═════ DOCUMENT SEGMENT ═════
Shashi Shankar
Mar 21, 2023
Distributed Data Management Architecture for Large Enterprises
What is a Data Mesh Architecture
Data Mesh is an architectural approach for organizing and managing data in large and complex organizations. It aims to decentralize data ownership and processing by treating data as a product and enabling domain-oriented, self-serve data access and analytics.
Data mesh is an architectural paradigm designed for the construction of enterprise-level data platforms within sizable and intricate organizations. It serves to expand the adoption of analytics across multiple platforms and implementation teams, thus enhancing scalability within the analytics ecosystem.
The key characteristics of Data Mesh include:
Domain-Oriented Ownership:
Data Mesh advocates for assigning data ownership to individual domains or business units within an organization. Each domain is responsible for managing its own data, including ingestion, storage,
processing, and governance.
Data as a Product:
In the Data Mesh paradigm, data is treated as a product that is created, managed, and consumed by different domains. This approach encourages data producers to focus on creating high-quality, reusable data products that meet the specific needs of data consumers.
Decentralized Data Architecture:
Data Mesh promotes a decentralized architecture where data processing and analytics capabilities are distributed across multiple domains or teams. This enables greater agility, autonomy, and scalability in data operations.
Self-Serve Data Infrastructure:
Data Mesh emphasizes the importance of providing self-serve data infrastructure and tools to enable domain teams to access, analyze, and derive insights from data autonomously. This includes data catalogs, data pipelines, data lakes, and analytics platforms that are designed for ease of use and interoperability.
Data Mesh Governance:
Data Mesh advocates for establishing governance mechanisms that ensure consistency, quality, security, and compliance across data products and domains. This includes defining data standards, policies, and guidelines, as well as implementing monitoring and auditing processes.
═════
■ **PROMPT 1**
Reproduce the stretch of the Data Mesh overview from "Data mesh is an architectural paradigm" through "the analytics ecosystem." word for word.
■ **PROMPT 2**
Summarize the Data Mesh overview in two sentences.
The lines have no connection to the Data Mesh overview.
═════ COLLECTED DATA ═════
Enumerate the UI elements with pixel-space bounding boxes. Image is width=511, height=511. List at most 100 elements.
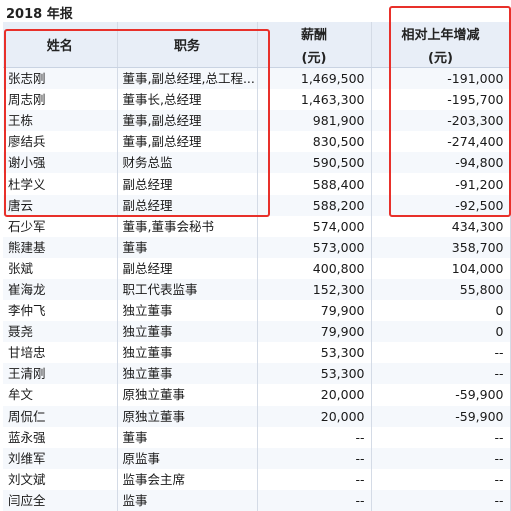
═════
■ **PROBLEM SOLUTION 1**
Data mesh is an architectural paradigm designed for the construction of enterprise-level data platforms within sizable and intricate organizations. It serves to expand the adoption of analytics across multiple platforms and implementation teams, thus enhancing scalability within the analytics ecosystem.

■ **PROBLEM SOLUTION 2**
Data Mesh is an architectural approach for large, complex organizations that decentralizes data ownership and processing by treating data as a product and enabling domain-oriented, self-serve data access and analytics. Its key characteristics are domain-oriented ownership, data as a product, a decentralized data architecture, self-serve data infrastructure, and governance mechanisms that ensure consistency, quality, security, and compliance across data products and domains.